• What you are asked to do
Could you give the data below again, exactly and completely?

* start Supplied records *

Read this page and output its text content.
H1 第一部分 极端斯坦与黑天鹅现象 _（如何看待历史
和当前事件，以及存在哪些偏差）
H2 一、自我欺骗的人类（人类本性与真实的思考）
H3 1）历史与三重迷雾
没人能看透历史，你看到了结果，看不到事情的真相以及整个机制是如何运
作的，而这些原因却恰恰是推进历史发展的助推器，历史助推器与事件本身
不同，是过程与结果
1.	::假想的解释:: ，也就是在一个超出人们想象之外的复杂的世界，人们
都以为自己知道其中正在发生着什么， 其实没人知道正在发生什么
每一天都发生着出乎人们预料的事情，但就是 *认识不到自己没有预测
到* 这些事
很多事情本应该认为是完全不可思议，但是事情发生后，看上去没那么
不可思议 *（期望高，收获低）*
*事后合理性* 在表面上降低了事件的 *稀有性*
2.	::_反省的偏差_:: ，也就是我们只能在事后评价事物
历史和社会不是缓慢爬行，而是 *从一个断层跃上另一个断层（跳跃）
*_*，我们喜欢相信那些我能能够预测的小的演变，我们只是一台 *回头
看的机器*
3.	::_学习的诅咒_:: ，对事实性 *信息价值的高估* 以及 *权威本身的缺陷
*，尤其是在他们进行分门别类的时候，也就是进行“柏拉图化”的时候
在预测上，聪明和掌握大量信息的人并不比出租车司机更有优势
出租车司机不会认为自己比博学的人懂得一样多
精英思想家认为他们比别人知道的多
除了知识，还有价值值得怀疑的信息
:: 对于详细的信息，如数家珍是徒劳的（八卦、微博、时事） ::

* end Supplied records *

• Reply
Read this page and output its text content.
H1 第一部分 极端斯坦与黑天鹅现象 _（如何看待历史
和当前事件，以及存在哪些偏差）
H2 一、自我欺骗的人类（人类本性与真实的思考）
H3 1）历史与三重迷雾
没人能看透历史，你看到了结果，看不到事情的真相以及整个机制是如何运
作的，而这些原因却恰恰是推进历史发展的助推器，历史助推器与事件本身
不同，是过程与结果
1.	::假想的解释:: ，也就是在一个超出人们想象之外的复杂的世界，人们
都以为自己知道其中正在发生着什么， 其实没人知道正在发生什么
每一天都发生着出乎人们预料的事情，但就是 *认识不到自己没有预测
到* 这些事
很多事情本应该认为是完全不可思议，但是事情发生后，看上去没那么
不可思议 *（期望高，收获低）*
*事后合理性* 在表面上降低了事件的 *稀有性*
2.	::_反省的偏差_:: ，也就是我们只能在事后评价事物
历史和社会不是缓慢爬行，而是 *从一个断层跃上另一个断层（跳跃）
*_*，我们喜欢相信那些我能能够预测的小的演变，我们只是一台 *回头
看的机器*
3.	::_学习的诅咒_:: ，对事实性 *信息价值的高估* 以及 *权威本身的缺陷
*，尤其是在他们进行分门别类的时候，也就是进行“柏拉图化”的时候
在预测上，聪明和掌握大量信息的人并不比出租车司机更有优势
出租车司机不会认为自己比博学的人懂得一样多
精英思想家认为他们比别人知道的多
除了知识，还有价值值得怀疑的信息
:: 对于详细的信息，如数家珍是徒劳的（八卦、微博、时事） ::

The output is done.